• [Objective]: Tell me how many lines hold "veces", please, using only the number.

Stored entries
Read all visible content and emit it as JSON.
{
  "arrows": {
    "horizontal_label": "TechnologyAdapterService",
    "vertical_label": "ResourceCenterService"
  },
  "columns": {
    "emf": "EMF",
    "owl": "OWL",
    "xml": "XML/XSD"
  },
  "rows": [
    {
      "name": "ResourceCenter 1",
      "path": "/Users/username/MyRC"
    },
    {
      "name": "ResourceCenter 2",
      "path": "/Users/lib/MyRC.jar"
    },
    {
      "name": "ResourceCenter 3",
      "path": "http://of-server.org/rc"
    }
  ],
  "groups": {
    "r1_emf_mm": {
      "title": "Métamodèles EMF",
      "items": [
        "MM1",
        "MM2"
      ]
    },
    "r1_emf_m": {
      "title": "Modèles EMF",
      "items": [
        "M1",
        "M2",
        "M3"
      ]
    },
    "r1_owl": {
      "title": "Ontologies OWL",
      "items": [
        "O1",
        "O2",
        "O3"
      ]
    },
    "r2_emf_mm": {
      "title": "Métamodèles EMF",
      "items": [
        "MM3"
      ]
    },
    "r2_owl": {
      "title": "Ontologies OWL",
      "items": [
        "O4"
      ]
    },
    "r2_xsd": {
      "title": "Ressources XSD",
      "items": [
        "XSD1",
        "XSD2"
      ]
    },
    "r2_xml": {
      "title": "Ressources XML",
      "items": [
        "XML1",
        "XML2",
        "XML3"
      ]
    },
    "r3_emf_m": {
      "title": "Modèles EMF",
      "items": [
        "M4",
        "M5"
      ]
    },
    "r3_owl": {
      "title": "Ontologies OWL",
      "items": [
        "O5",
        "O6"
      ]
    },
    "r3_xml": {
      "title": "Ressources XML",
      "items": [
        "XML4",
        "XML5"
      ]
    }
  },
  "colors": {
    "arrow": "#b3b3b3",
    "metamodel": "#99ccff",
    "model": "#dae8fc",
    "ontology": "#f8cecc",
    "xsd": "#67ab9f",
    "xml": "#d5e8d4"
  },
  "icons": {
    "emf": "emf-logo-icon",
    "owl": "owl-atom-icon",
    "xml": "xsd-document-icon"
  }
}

---

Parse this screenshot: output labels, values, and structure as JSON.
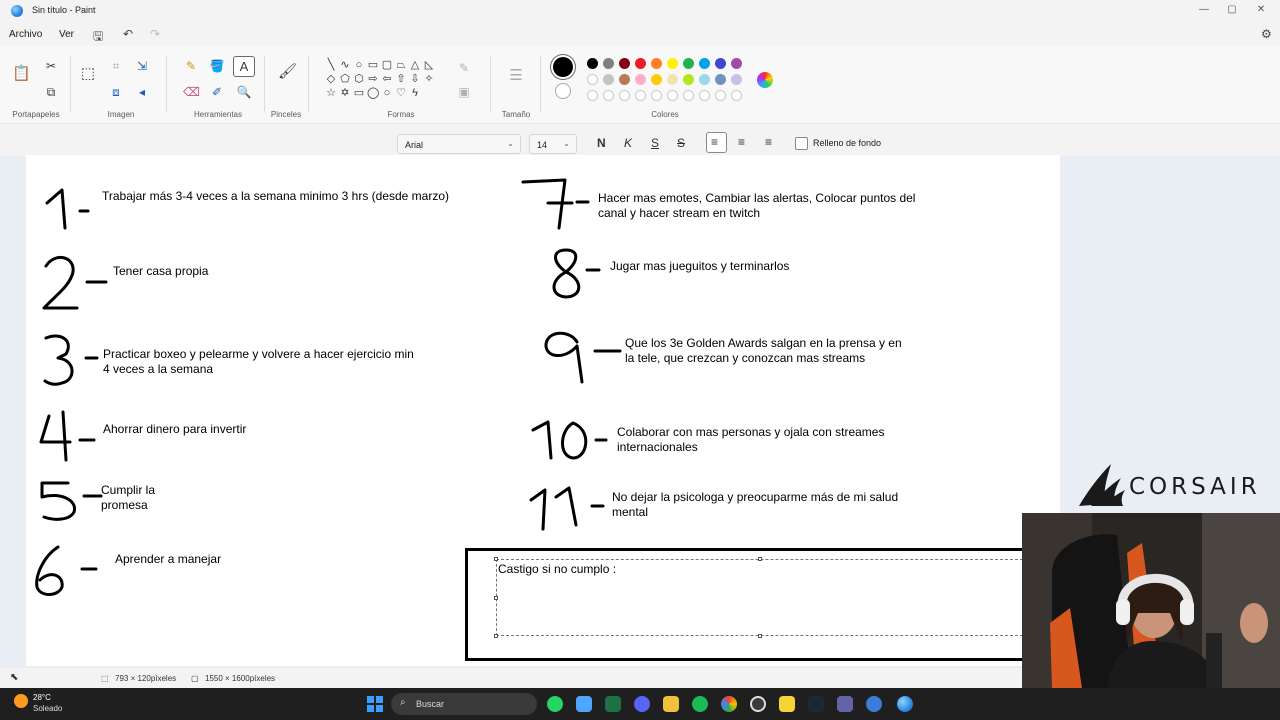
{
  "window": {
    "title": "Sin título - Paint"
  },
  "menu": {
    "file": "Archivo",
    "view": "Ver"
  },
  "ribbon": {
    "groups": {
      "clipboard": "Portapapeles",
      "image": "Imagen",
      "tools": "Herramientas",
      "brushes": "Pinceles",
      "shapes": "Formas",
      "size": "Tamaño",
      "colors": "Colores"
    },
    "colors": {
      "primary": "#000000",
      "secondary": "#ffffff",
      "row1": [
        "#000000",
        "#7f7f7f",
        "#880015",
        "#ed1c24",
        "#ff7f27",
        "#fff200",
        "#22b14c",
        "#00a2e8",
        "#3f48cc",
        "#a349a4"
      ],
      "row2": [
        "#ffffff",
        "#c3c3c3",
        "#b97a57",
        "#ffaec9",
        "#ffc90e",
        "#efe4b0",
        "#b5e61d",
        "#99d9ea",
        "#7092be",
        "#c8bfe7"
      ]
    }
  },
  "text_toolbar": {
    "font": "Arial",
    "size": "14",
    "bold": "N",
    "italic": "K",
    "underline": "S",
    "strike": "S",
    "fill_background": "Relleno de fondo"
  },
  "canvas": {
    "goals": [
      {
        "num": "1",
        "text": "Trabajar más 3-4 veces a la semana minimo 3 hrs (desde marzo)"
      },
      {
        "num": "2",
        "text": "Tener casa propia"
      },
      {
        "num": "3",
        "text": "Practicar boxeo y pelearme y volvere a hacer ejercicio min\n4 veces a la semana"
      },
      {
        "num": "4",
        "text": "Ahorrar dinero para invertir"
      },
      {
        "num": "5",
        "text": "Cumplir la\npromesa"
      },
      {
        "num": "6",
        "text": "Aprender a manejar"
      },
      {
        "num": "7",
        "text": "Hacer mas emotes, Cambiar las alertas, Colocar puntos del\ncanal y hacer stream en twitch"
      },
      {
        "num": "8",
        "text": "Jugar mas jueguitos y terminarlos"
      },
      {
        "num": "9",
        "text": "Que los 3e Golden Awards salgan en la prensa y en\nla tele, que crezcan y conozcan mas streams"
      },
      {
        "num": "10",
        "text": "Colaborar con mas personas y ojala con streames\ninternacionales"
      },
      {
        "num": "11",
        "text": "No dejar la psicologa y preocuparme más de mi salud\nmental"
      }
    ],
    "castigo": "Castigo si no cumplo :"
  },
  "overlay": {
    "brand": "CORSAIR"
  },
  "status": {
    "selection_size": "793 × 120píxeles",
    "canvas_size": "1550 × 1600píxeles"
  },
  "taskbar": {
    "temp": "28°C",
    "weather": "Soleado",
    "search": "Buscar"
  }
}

• [Response]: 2